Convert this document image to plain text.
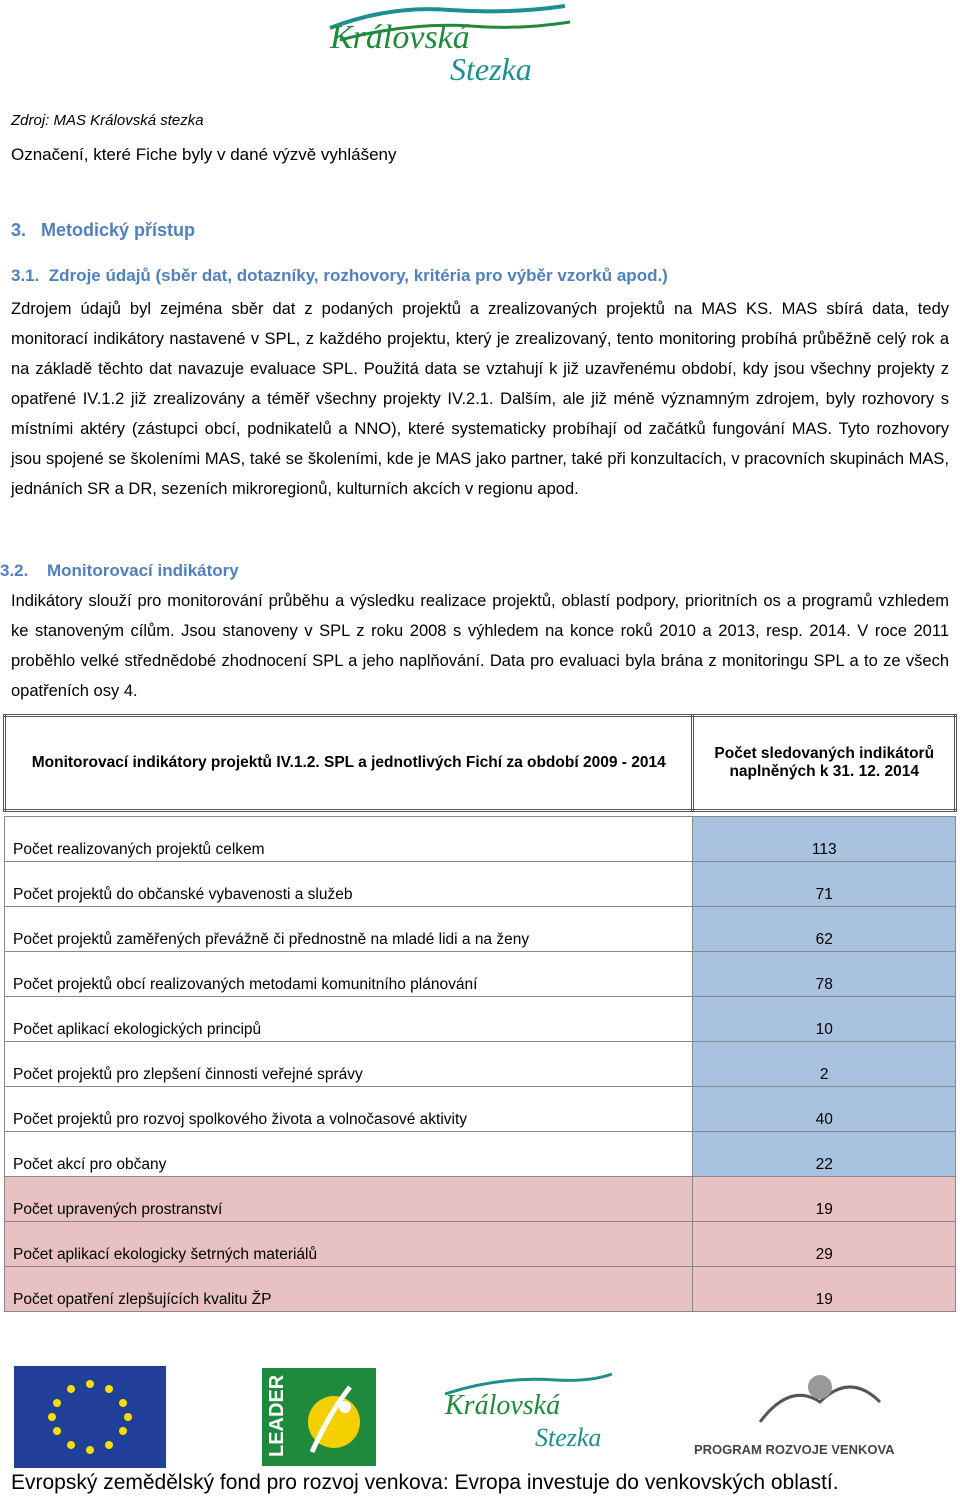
Královská
Stezka
Zdroj: MAS Královská stezka
Označení, které Fiche byly v dané výzvě vyhlášeny
3.   Metodický přístup
3.1.  Zdroje údajů (sběr dat, dotazníky, rozhovory, kritéria pro výběr vzorků apod.)
Zdrojem údajů byl zejména sběr dat z podaných projektů a zrealizovaných projektů na MAS KS. MAS sbírá data, tedy monitorací indikátory nastavené v SPL, z každého projektu, který je zrealizovaný, tento monitoring probíhá průběžně celý rok a na základě těchto dat navazuje evaluace SPL. Použitá data se vztahují k již uzavřenému období, kdy jsou všechny projekty z opatřené IV.1.2 již zrealizovány a téměř všechny projekty IV.2.1. Dalším, ale již méně významným zdrojem, byly rozhovory s místními aktéry (zástupci obcí, podnikatelů a NNO), které systematicky probíhají od začátků fungování MAS. Tyto rozhovory jsou spojené se školeními MAS, také se školeními, kde je MAS jako partner, také při konzultacích, v pracovních skupinách MAS, jednáních SR a DR, sezeních mikroregionů, kulturních akcích v regionu apod.
3.2. Monitorovací indikátory
Indikátory slouží pro monitorování průběhu a výsledku realizace projektů, oblastí podpory, prioritních os a programů vzhledem ke stanoveným cílům. Jsou stanoveny v SPL z roku 2008 s výhledem na konce roků 2010 a 2013, resp. 2014. V roce 2011 proběhlo velké střednědobé zhodnocení SPL a jeho naplňování. Data pro evaluaci byla brána z monitoringu SPL a to ze všech opatřeních osy 4.
Monitorovací indikátory projektů IV.1.2. SPL a jednotlivých Fichí za období 2009 - 2014	Počet sledovaných indikátorů naplněných k 31. 12. 2014

Počet realizovaných projektů celkem	113
Počet projektů do občanské vybavenosti a služeb	71
Počet projektů zaměřených převážně či přednostně na mladé lidi a na ženy	62
Počet projektů obcí realizovaných metodami komunitního plánování	78
Počet aplikací ekologických principů	10
Počet projektů pro zlepšení činnosti veřejné správy	2
Počet projektů pro rozvoj spolkového života a volnočasové aktivity	40
Počet akcí pro občany	22
Počet upravených prostranství	19
Počet aplikací ekologicky šetrných materiálů	29
Počet opatření zlepšujících kvalitu ŽP	19
LEADER	Královská
Stezka	PROGRAM ROZVOJE VENKOVA
Evropský zemědělský fond pro rozvoj venkova: Evropa investuje do venkovských oblastí.
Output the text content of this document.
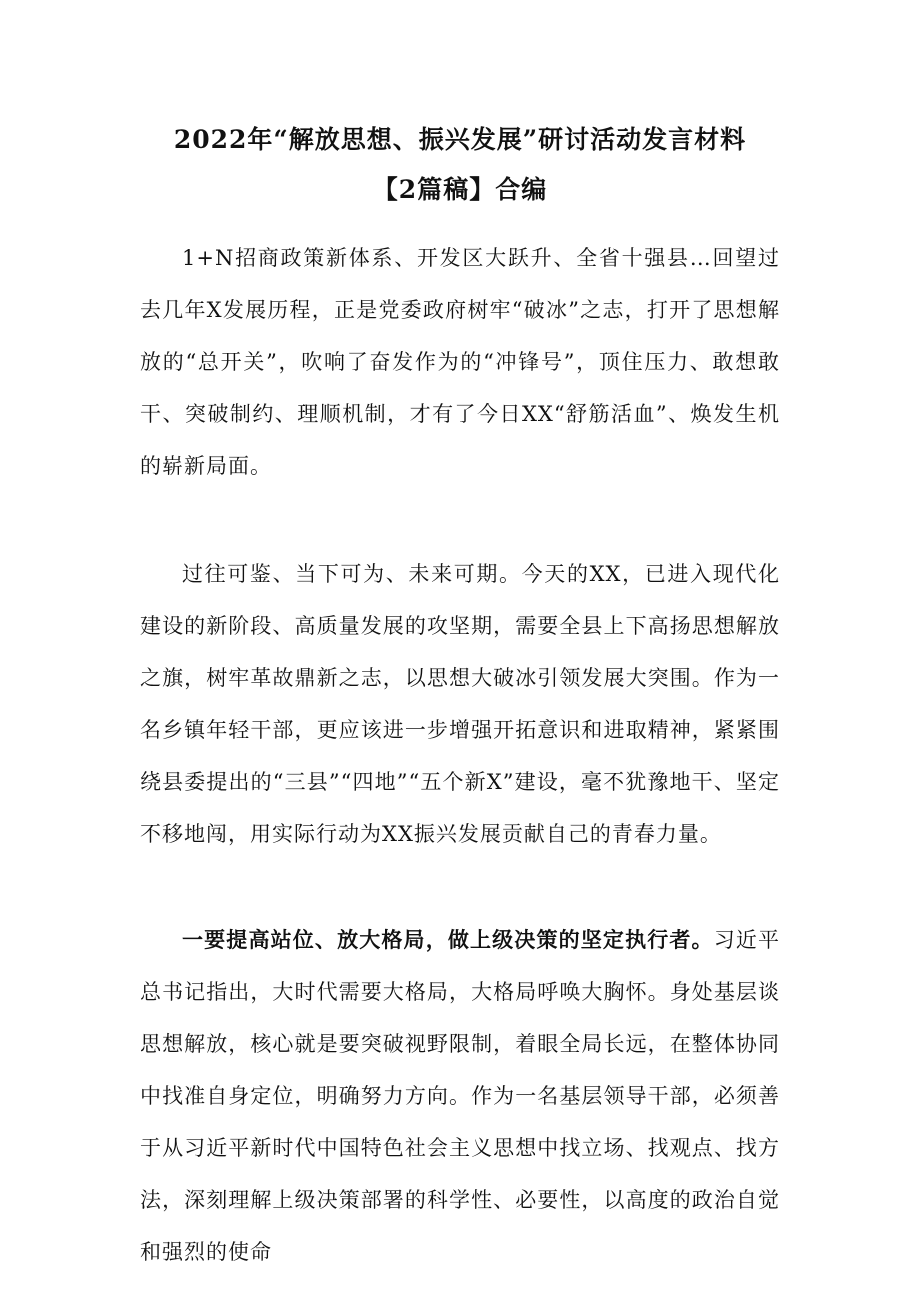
2022年“解放思想、振兴发展”研讨活动发言材料
【2篇稿】合编

1+N招商政策新体系、开发区大跃升、全省十强县…回望过去几年X发展历程，正是党委政府树牢“破冰”之志，打开了思想解放的“总开关”，吹响了奋发作为的“冲锋号”，顶住压力、敢想敢干、突破制约、理顺机制，才有了今日XX“舒筋活血”、焕发生机的崭新局面。

过往可鉴、当下可为、未来可期。今天的XX，已进入现代化建设的新阶段、高质量发展的攻坚期，需要全县上下高扬思想解放之旗，树牢革故鼎新之志，以思想大破冰引领发展大突围。作为一名乡镇年轻干部，更应该进一步增强开拓意识和进取精神，紧紧围绕县委提出的“三县”“四地”“五个新X”建设，毫不犹豫地干、坚定不移地闯，用实际行动为XX振兴发展贡献自己的青春力量。

一要提高站位、放大格局，做上级决策的坚定执行者。习近平总书记指出，大时代需要大格局，大格局呼唤大胸怀。身处基层谈思想解放，核心就是要突破视野限制，着眼全局长远，在整体协同中找准自身定位，明确努力方向。作为一名基层领导干部，必须善于从习近平新时代中国特色社会主义思想中找立场、找观点、找方法，深刻理解上级决策部署的科学性、必要性，以高度的政治自觉和强烈的使命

┄┄┄┄┄┄

_REQUIRED TASK:_ Every line should be retyped exactly, with the pictures omitted.

_COMPLETE OUTPUT:_
Convert this document image to plain text.
Královská
Stezka
Zdroj: MAS Královská stezka
Označení, které Fiche byly v dané výzvě vyhlášeny
3.   Metodický přístup
3.1.  Zdroje údajů (sběr dat, dotazníky, rozhovory, kritéria pro výběr vzorků apod.)
Zdrojem údajů byl zejména sběr dat z podaných projektů a zrealizovaných projektů na MAS KS. MAS sbírá data, tedy monitorací indikátory nastavené v SPL, z každého projektu, který je zrealizovaný, tento monitoring probíhá průběžně celý rok a na základě těchto dat navazuje evaluace SPL. Použitá data se vztahují k již uzavřenému období, kdy jsou všechny projekty z opatřené IV.1.2 již zrealizovány a téměř všechny projekty IV.2.1. Dalším, ale již méně významným zdrojem, byly rozhovory s místními aktéry (zástupci obcí, podnikatelů a NNO), které systematicky probíhají od začátků fungování MAS. Tyto rozhovory jsou spojené se školeními MAS, také se školeními, kde je MAS jako partner, také při konzultacích, v pracovních skupinách MAS, jednáních SR a DR, sezeních mikroregionů, kulturních akcích v regionu apod.
3.2. Monitorovací indikátory
Indikátory slouží pro monitorování průběhu a výsledku realizace projektů, oblastí podpory, prioritních os a programů vzhledem ke stanoveným cílům. Jsou stanoveny v SPL z roku 2008 s výhledem na konce roků 2010 a 2013, resp. 2014. V roce 2011 proběhlo velké střednědobé zhodnocení SPL a jeho naplňování. Data pro evaluaci byla brána z monitoringu SPL a to ze všech opatřeních osy 4.
Monitorovací indikátory projektů IV.1.2. SPL a jednotlivých Fichí za období 2009 - 2014	Počet sledovaných indikátorů naplněných k 31. 12. 2014

Počet realizovaných projektů celkem	113
Počet projektů do občanské vybavenosti a služeb	71
Počet projektů zaměřených převážně či přednostně na mladé lidi a na ženy	62
Počet projektů obcí realizovaných metodami komunitního plánování	78
Počet aplikací ekologických principů	10
Počet projektů pro zlepšení činnosti veřejné správy	2
Počet projektů pro rozvoj spolkového života a volnočasové aktivity	40
Počet akcí pro občany	22
Počet upravených prostranství	19
Počet aplikací ekologicky šetrných materiálů	29
Počet opatření zlepšujících kvalitu ŽP	19
LEADER	Královská
Stezka	PROGRAM ROZVOJE VENKOVA
Evropský zemědělský fond pro rozvoj venkova: Evropa investuje do venkovských oblastí.
Output the text content of this document.
2022年“解放思想、振兴发展”研讨活动发言材料
【2篇稿】合编

1+N招商政策新体系、开发区大跃升、全省十强县…回望过去几年X发展历程，正是党委政府树牢“破冰”之志，打开了思想解放的“总开关”，吹响了奋发作为的“冲锋号”，顶住压力、敢想敢干、突破制约、理顺机制，才有了今日XX“舒筋活血”、焕发生机的崭新局面。

过往可鉴、当下可为、未来可期。今天的XX，已进入现代化建设的新阶段、高质量发展的攻坚期，需要全县上下高扬思想解放之旗，树牢革故鼎新之志，以思想大破冰引领发展大突围。作为一名乡镇年轻干部，更应该进一步增强开拓意识和进取精神，紧紧围绕县委提出的“三县”“四地”“五个新X”建设，毫不犹豫地干、坚定不移地闯，用实际行动为XX振兴发展贡献自己的青春力量。

一要提高站位、放大格局，做上级决策的坚定执行者。习近平总书记指出，大时代需要大格局，大格局呼唤大胸怀。身处基层谈思想解放，核心就是要突破视野限制，着眼全局长远，在整体协同中找准自身定位，明确努力方向。作为一名基层领导干部，必须善于从习近平新时代中国特色社会主义思想中找立场、找观点、找方法，深刻理解上级决策部署的科学性、必要性，以高度的政治自觉和强烈的使命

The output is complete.